[Collection entries]
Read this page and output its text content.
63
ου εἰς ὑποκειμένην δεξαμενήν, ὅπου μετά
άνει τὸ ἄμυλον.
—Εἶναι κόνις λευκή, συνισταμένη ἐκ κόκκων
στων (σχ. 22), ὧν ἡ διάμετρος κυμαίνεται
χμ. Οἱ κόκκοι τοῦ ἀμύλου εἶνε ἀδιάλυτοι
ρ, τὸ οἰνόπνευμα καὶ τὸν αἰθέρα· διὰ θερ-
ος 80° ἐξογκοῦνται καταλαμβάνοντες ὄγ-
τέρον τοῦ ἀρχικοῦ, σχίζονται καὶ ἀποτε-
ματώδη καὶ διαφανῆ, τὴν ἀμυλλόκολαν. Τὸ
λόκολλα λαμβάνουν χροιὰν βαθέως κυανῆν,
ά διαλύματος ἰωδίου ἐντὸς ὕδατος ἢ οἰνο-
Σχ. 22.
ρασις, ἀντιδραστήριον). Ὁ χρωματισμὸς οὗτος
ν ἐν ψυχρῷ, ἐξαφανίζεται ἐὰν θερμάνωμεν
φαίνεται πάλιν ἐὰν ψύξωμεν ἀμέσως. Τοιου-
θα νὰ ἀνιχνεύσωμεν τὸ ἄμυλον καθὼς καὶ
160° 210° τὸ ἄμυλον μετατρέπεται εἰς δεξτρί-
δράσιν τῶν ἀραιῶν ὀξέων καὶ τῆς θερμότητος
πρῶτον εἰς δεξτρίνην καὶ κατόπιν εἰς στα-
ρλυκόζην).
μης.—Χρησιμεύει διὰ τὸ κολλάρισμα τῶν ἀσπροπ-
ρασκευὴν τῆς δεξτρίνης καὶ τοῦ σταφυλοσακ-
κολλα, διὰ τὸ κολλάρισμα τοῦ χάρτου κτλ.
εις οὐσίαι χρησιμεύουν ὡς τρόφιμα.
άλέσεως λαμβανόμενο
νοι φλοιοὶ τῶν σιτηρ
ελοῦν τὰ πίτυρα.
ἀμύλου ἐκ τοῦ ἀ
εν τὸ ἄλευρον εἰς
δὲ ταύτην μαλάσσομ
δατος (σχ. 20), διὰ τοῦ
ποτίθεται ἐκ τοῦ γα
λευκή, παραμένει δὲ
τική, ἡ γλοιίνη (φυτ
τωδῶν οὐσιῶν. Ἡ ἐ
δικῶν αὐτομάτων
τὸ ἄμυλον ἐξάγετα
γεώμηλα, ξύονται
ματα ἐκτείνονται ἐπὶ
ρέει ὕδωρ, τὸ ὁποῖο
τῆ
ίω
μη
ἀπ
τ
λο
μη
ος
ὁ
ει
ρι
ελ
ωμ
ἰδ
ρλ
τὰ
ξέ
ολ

**PROMPT:**
Gather all the lines that include the word "ἄμυλον" and copy them out.

**WRITTEN SOLUTION:**
άνει τὸ ἄμυλον.
θα νὰ ἀνιχνεύσωμεν τὸ ἄμυλον καθὼς καὶ
160° 210° τὸ ἄμυλον μετατρέπεται εἰς δεξτρί-
τὸ ἄμυλον ἐξάγετα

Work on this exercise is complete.